■ OBJECTIVE
Quote the entries word for word. Omit the pictures.

── EXTRACTED INFORMATION

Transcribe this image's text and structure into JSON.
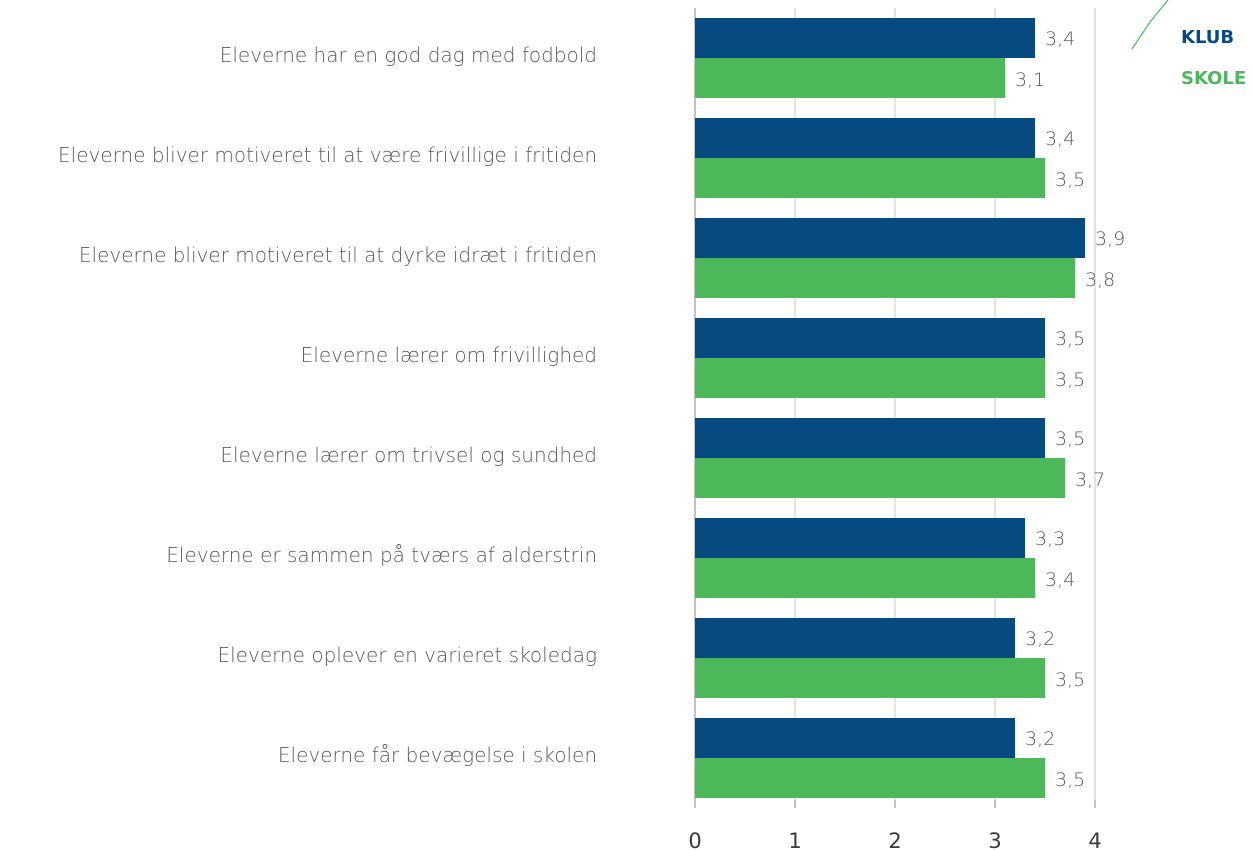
{
  "chart_data": {
    "type": "bar",
    "orientation": "horizontal",
    "categories": [
      "Eleverne har en god dag med fodbold",
      "Eleverne bliver motiveret til at være frivillige i fritiden",
      "Eleverne bliver motiveret til at dyrke idræt i fritiden",
      "Eleverne lærer om frivillighed",
      "Eleverne lærer om trivsel og sundhed",
      "Eleverne er sammen på tværs af alderstrin",
      "Eleverne oplever en varieret skoledag",
      "Eleverne får bevægelse i skolen"
    ],
    "series": [
      {
        "name": "KLUB",
        "color": "#054b82",
        "values": [
          3.4,
          3.4,
          3.9,
          3.5,
          3.5,
          3.3,
          3.2,
          3.2
        ],
        "value_labels": [
          "3,4",
          "3,4",
          "3,9",
          "3,5",
          "3,5",
          "3,3",
          "3,2",
          "3,2"
        ]
      },
      {
        "name": "SKOLE",
        "color": "#4cb85a",
        "values": [
          3.1,
          3.5,
          3.8,
          3.5,
          3.7,
          3.4,
          3.5,
          3.5
        ],
        "value_labels": [
          "3,1",
          "3,5",
          "3,8",
          "3,5",
          "3,7",
          "3,4",
          "3,5",
          "3,5"
        ]
      }
    ],
    "xlim": [
      0,
      4
    ],
    "xticks": [
      "0",
      "1",
      "2",
      "3",
      "4"
    ],
    "grid": true,
    "legend_position": "top-right",
    "title": "",
    "xlabel": "",
    "ylabel": ""
  }
}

────

■ WRITTEN RESPONSE
Transcribe this image's text and structure into JSON.
{
  "chart_data": {
    "type": "bar",
    "orientation": "horizontal",
    "categories": [
      "Eleverne har en god dag med fodbold",
      "Eleverne bliver motiveret til at være frivillige i fritiden",
      "Eleverne bliver motiveret til at dyrke idræt i fritiden",
      "Eleverne lærer om frivillighed",
      "Eleverne lærer om trivsel og sundhed",
      "Eleverne er sammen på tværs af alderstrin",
      "Eleverne oplever en varieret skoledag",
      "Eleverne får bevægelse i skolen"
    ],
    "series": [
      {
        "name": "KLUB",
        "color": "#054b82",
        "values": [
          3.4,
          3.4,
          3.9,
          3.5,
          3.5,
          3.3,
          3.2,
          3.2
        ],
        "value_labels": [
          "3,4",
          "3,4",
          "3,9",
          "3,5",
          "3,5",
          "3,3",
          "3,2",
          "3,2"
        ]
      },
      {
        "name": "SKOLE",
        "color": "#4cb85a",
        "values": [
          3.1,
          3.5,
          3.8,
          3.5,
          3.7,
          3.4,
          3.5,
          3.5
        ],
        "value_labels": [
          "3,1",
          "3,5",
          "3,8",
          "3,5",
          "3,7",
          "3,4",
          "3,5",
          "3,5"
        ]
      }
    ],
    "xlim": [
      0,
      4
    ],
    "xticks": [
      "0",
      "1",
      "2",
      "3",
      "4"
    ],
    "grid": true,
    "legend_position": "top-right",
    "title": "",
    "xlabel": "",
    "ylabel": ""
  }
}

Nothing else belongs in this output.